What to work on
From the records below, copy every line that contains the word "this".

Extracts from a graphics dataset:
○ ○ ○ ○ ○ ○ ○

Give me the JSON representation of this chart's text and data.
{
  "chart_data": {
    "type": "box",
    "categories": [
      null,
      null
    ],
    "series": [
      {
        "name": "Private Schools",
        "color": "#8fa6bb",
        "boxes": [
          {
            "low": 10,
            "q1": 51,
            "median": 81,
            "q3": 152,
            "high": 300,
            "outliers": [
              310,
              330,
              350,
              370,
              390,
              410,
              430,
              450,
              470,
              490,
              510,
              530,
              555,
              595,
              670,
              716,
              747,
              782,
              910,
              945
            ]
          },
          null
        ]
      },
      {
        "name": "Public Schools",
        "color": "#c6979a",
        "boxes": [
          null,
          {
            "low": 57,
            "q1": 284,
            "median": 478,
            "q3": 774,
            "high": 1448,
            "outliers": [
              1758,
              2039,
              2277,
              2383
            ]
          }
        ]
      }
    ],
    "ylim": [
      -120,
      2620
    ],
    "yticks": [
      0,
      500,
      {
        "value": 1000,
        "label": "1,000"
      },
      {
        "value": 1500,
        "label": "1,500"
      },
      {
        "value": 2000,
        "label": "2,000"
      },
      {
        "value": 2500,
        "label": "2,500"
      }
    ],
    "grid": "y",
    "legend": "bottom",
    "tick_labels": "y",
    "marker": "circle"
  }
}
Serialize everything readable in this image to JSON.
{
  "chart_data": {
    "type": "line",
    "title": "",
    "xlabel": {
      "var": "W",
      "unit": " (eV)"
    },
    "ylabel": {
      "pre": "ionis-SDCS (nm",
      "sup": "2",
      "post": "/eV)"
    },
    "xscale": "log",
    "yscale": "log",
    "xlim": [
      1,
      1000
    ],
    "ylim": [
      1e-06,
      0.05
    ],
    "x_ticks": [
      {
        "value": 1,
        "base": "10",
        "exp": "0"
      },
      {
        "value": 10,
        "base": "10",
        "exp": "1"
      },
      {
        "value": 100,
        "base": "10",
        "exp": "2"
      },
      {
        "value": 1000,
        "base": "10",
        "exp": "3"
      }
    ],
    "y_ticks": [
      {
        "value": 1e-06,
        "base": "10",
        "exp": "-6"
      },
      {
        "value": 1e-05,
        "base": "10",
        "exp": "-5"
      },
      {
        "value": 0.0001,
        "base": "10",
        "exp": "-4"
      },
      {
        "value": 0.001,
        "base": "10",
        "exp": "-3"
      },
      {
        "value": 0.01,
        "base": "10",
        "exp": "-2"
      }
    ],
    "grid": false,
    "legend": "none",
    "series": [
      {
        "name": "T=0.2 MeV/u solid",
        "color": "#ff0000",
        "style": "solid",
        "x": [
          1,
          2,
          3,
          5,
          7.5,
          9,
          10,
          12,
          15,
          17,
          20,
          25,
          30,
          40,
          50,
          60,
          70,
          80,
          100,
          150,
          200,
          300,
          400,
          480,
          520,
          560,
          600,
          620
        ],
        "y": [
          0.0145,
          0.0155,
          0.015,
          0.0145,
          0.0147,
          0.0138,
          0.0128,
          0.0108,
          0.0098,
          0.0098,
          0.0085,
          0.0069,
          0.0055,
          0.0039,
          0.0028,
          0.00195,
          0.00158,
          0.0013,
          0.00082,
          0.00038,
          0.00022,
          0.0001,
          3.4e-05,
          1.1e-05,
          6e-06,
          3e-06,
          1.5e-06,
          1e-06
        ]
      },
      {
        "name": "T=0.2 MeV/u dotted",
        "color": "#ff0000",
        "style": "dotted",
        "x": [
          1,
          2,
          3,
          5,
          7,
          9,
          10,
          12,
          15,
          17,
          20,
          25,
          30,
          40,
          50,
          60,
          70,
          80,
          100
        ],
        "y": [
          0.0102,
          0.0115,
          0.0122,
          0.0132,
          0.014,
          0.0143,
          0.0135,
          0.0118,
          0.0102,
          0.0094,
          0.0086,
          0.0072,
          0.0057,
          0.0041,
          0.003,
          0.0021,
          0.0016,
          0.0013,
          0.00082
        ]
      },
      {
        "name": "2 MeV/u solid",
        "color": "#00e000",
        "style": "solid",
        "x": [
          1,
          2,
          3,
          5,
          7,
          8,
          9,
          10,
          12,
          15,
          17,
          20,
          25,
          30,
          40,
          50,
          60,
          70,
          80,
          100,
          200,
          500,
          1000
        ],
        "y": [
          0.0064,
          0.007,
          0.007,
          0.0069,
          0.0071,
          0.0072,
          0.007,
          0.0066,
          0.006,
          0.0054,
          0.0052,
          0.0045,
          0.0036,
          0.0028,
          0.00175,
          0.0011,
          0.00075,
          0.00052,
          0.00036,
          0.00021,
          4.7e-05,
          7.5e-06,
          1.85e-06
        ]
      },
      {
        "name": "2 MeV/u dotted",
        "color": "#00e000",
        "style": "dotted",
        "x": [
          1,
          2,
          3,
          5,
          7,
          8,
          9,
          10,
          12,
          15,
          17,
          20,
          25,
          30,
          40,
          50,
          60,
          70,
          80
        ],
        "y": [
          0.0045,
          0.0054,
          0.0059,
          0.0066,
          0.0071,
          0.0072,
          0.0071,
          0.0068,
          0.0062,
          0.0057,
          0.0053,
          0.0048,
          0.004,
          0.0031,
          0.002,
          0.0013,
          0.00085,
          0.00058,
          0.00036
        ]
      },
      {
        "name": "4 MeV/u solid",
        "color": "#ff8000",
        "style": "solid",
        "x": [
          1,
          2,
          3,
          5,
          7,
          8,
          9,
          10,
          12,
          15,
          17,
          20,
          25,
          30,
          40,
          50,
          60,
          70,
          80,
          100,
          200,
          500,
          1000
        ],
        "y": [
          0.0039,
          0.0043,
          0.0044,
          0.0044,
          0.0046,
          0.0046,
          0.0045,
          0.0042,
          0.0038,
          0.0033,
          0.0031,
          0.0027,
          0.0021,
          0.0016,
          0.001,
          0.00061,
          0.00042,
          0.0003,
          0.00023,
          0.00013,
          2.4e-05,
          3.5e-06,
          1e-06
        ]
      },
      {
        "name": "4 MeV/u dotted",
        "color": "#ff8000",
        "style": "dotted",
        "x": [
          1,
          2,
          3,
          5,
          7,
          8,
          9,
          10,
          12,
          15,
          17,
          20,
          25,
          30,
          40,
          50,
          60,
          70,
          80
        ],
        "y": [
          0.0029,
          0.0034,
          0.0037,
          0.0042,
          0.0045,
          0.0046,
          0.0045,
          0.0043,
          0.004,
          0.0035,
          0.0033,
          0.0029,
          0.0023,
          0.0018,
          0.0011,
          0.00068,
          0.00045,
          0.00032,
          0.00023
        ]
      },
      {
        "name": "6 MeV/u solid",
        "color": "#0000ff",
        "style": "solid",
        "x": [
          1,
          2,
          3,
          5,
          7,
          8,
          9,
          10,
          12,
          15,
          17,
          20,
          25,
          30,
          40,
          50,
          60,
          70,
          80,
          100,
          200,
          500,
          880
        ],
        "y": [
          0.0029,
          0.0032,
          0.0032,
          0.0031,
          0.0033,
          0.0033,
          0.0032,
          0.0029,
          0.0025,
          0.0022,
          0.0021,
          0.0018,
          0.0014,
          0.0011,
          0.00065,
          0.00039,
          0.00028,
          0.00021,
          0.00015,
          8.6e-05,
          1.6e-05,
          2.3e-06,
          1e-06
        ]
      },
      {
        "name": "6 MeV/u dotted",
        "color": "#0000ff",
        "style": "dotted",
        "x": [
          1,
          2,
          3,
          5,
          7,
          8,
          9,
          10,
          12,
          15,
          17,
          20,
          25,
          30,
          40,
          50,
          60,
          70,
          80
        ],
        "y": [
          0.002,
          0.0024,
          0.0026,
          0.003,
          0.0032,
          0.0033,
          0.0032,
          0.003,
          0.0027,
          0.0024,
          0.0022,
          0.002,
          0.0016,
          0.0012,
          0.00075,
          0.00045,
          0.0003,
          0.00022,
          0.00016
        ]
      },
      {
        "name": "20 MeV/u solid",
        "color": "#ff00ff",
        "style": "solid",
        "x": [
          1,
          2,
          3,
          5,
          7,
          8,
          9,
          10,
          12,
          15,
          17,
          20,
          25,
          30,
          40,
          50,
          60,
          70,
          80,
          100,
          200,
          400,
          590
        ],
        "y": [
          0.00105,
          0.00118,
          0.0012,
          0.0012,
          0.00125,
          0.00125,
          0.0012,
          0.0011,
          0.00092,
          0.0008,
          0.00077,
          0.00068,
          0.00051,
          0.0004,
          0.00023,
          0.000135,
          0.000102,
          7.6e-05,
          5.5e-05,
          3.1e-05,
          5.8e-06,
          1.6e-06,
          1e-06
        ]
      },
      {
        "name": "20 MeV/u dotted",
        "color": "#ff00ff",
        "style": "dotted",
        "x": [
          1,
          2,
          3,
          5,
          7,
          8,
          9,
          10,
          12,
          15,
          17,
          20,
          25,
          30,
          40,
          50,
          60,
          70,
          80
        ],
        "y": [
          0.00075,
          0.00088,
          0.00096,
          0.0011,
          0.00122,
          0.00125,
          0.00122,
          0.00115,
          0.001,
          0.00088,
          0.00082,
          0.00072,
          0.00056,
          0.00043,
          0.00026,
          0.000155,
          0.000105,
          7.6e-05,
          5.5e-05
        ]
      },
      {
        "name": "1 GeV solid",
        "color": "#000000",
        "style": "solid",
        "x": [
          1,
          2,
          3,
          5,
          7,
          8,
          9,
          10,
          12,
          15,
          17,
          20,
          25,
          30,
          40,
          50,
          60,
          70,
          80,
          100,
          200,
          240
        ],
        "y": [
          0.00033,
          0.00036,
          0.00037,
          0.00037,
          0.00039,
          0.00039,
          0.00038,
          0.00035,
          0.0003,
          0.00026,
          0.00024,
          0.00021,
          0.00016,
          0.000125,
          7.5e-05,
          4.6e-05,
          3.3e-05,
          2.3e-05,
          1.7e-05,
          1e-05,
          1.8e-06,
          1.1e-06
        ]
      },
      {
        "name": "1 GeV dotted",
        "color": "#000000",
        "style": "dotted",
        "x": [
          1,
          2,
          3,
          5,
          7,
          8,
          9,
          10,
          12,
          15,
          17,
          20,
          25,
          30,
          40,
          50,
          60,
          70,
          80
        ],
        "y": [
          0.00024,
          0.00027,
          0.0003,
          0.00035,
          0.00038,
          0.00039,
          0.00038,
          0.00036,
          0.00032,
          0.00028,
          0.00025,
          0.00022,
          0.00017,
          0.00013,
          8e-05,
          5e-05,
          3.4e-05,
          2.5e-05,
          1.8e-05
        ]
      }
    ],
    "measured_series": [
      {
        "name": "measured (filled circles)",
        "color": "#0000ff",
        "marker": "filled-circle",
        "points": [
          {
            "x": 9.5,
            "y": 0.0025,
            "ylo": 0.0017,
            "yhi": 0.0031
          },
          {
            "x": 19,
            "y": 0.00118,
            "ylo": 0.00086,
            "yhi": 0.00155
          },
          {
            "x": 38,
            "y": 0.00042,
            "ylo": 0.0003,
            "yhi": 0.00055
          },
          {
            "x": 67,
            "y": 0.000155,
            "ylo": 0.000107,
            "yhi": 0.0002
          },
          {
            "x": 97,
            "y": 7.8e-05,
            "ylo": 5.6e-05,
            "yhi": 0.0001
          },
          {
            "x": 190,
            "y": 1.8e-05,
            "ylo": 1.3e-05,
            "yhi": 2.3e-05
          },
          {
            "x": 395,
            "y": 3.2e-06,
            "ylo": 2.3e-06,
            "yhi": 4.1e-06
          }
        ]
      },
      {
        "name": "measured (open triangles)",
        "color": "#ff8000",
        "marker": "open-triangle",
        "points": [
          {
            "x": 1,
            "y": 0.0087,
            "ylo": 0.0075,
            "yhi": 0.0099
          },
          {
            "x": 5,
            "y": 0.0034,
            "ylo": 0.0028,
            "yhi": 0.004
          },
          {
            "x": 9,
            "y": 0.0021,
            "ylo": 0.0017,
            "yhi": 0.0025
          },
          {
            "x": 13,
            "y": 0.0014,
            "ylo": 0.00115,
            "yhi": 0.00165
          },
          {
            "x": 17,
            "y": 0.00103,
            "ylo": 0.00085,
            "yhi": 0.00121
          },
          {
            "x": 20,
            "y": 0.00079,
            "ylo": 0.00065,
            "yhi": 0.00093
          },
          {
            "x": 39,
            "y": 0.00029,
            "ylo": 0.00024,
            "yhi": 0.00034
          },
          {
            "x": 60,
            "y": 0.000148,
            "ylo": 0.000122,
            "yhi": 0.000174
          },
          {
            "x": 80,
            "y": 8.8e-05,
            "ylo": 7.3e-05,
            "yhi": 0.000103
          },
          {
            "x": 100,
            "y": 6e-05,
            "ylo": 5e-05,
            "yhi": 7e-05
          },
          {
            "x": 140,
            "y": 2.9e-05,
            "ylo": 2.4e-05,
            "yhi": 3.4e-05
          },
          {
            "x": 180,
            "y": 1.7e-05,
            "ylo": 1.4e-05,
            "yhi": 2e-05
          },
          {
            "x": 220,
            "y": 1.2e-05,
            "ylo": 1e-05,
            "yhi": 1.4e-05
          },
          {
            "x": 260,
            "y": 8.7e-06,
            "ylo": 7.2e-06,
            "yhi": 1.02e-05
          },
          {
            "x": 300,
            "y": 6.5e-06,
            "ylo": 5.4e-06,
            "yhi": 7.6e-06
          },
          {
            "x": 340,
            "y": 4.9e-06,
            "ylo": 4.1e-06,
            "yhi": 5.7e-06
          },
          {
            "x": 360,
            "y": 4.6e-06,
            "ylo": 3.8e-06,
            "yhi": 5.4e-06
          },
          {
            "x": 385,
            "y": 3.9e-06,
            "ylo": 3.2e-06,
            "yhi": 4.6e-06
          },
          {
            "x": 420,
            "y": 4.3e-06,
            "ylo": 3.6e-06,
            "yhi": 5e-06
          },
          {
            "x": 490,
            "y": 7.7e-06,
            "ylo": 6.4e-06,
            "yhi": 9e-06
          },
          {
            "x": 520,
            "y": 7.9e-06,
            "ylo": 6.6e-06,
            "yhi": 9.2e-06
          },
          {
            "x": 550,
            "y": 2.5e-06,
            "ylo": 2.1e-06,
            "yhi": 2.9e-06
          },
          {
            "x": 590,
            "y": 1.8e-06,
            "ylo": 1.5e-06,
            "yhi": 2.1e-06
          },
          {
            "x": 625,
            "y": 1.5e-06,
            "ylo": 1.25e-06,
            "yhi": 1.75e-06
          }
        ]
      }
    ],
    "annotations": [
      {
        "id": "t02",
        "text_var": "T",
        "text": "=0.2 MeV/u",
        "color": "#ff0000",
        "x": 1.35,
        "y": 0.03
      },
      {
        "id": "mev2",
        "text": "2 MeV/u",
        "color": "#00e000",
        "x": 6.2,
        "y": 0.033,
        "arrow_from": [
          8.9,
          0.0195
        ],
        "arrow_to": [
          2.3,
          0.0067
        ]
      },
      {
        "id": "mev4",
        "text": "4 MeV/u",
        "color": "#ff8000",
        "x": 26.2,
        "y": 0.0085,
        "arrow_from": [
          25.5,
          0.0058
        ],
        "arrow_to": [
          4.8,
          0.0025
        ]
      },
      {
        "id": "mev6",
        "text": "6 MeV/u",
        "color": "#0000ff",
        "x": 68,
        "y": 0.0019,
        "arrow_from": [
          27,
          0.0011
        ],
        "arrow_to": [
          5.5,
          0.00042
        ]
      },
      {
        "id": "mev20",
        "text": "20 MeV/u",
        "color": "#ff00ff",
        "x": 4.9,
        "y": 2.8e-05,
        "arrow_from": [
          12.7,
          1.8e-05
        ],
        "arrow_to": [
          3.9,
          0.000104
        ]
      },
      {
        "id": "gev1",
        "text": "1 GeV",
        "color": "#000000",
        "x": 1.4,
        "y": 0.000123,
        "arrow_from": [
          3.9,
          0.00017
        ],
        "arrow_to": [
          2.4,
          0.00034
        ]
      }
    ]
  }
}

○ ○ ○ ○ ○ ○ ○

Exercise output
Give me the JSON representation of this chart's text and data.
Serialize everything readable in this image to JSON.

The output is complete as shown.